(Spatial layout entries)
* * *

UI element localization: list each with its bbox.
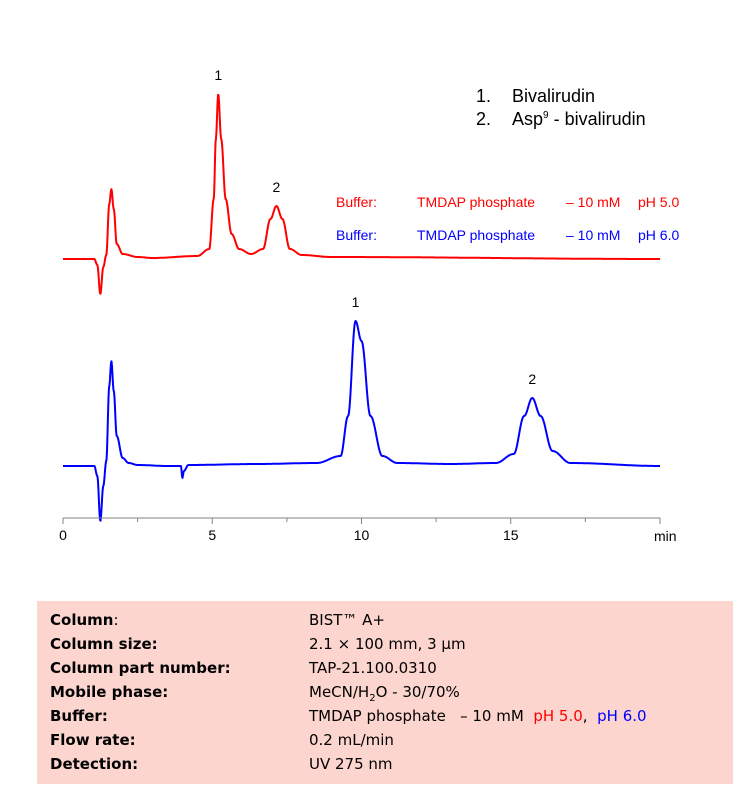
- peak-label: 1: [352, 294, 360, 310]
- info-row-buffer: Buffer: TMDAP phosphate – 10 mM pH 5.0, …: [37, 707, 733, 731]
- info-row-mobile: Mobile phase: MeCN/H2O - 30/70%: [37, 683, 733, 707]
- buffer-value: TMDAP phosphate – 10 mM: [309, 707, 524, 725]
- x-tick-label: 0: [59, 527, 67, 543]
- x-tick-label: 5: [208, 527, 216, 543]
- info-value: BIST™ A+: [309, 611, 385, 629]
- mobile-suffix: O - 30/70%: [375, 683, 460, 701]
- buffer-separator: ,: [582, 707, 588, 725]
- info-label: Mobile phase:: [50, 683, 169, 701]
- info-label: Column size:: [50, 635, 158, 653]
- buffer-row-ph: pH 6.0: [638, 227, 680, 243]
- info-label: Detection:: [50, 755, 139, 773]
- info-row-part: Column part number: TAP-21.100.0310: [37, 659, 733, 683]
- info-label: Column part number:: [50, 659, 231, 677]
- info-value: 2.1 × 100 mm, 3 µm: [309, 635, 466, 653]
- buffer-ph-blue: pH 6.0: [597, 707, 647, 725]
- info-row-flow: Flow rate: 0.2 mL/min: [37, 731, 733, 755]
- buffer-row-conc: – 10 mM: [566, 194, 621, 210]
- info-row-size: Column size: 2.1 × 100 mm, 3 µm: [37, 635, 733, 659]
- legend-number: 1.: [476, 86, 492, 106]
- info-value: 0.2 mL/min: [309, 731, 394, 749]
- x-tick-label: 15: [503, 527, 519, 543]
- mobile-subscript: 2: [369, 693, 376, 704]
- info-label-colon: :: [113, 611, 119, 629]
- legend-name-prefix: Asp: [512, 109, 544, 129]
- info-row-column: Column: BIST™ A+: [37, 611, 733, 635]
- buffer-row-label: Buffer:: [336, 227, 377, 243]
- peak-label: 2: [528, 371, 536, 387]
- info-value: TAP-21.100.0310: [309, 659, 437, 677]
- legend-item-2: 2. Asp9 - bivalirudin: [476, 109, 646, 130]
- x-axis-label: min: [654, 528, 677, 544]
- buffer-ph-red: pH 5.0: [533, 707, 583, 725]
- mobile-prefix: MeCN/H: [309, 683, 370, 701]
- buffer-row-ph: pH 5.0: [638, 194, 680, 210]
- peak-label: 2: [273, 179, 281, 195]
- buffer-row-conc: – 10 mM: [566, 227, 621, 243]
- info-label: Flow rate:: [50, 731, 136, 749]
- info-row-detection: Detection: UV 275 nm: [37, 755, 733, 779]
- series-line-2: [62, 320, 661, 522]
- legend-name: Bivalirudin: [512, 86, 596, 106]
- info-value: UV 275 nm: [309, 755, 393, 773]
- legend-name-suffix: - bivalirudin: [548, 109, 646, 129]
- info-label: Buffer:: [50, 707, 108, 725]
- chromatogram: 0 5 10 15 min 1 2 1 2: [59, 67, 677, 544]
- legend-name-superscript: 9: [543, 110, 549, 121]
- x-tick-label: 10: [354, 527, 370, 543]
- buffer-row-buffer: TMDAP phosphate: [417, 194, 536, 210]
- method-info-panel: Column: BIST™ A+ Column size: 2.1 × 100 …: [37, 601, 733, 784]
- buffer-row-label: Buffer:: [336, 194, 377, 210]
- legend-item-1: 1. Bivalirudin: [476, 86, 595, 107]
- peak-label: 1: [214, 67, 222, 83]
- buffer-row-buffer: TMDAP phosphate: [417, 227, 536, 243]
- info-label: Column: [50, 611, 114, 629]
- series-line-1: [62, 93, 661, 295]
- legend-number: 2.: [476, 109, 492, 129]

* * *

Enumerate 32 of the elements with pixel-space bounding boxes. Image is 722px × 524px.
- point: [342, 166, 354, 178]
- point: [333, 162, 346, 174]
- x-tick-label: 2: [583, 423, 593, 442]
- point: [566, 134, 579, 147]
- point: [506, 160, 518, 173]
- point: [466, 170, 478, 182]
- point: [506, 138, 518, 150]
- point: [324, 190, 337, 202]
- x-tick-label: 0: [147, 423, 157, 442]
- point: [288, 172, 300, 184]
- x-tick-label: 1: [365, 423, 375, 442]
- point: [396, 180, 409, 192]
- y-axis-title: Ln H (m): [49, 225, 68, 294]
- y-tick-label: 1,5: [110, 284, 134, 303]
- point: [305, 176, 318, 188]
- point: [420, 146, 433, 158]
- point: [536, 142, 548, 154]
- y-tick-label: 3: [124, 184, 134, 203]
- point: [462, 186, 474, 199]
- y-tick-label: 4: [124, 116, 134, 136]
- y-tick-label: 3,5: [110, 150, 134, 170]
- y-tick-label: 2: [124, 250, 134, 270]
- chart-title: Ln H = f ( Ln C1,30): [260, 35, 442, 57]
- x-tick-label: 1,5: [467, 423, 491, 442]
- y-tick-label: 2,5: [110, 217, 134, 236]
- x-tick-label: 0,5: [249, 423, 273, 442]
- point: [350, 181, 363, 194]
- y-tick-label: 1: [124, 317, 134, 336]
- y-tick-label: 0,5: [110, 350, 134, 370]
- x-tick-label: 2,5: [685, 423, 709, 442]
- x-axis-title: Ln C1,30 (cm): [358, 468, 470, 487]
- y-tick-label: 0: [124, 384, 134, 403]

* * *

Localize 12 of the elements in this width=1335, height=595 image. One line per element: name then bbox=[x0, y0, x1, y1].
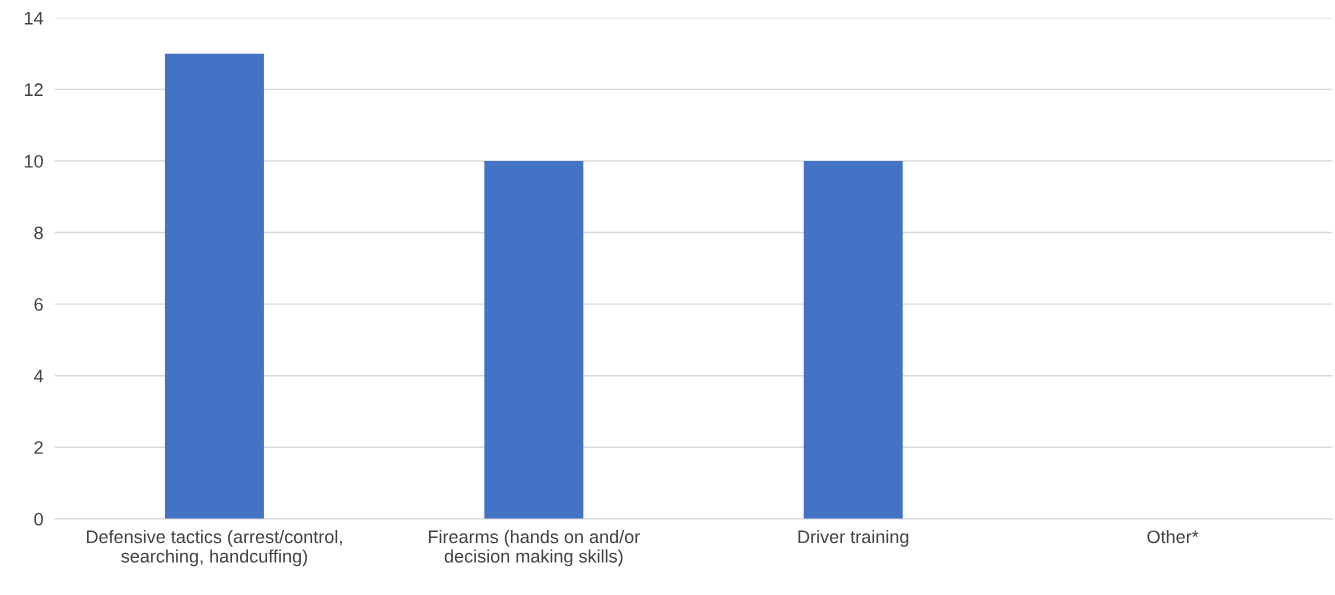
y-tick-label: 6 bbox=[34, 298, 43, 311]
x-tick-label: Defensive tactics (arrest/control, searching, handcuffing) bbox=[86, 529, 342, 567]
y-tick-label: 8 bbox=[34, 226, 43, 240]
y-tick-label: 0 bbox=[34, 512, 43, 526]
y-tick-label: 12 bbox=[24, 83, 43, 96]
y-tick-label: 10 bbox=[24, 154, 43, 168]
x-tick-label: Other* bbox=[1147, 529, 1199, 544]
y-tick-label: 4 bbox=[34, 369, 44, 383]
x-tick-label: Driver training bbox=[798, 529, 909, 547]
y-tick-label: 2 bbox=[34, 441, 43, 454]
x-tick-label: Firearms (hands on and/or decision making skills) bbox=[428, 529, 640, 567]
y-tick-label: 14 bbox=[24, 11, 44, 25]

* * *

Can you filter the data above down to only the lines that contain the string "size"? Matching is case-sensitive.

- info-label: Column size:: [50, 635, 158, 653]
- info-row-size: Column size: 2.1 × 100 mm, 3 µm: [37, 635, 733, 659]
- method-info-panel: Column: BIST™ A+ Column size: 2.1 × 100 …: [37, 601, 733, 784]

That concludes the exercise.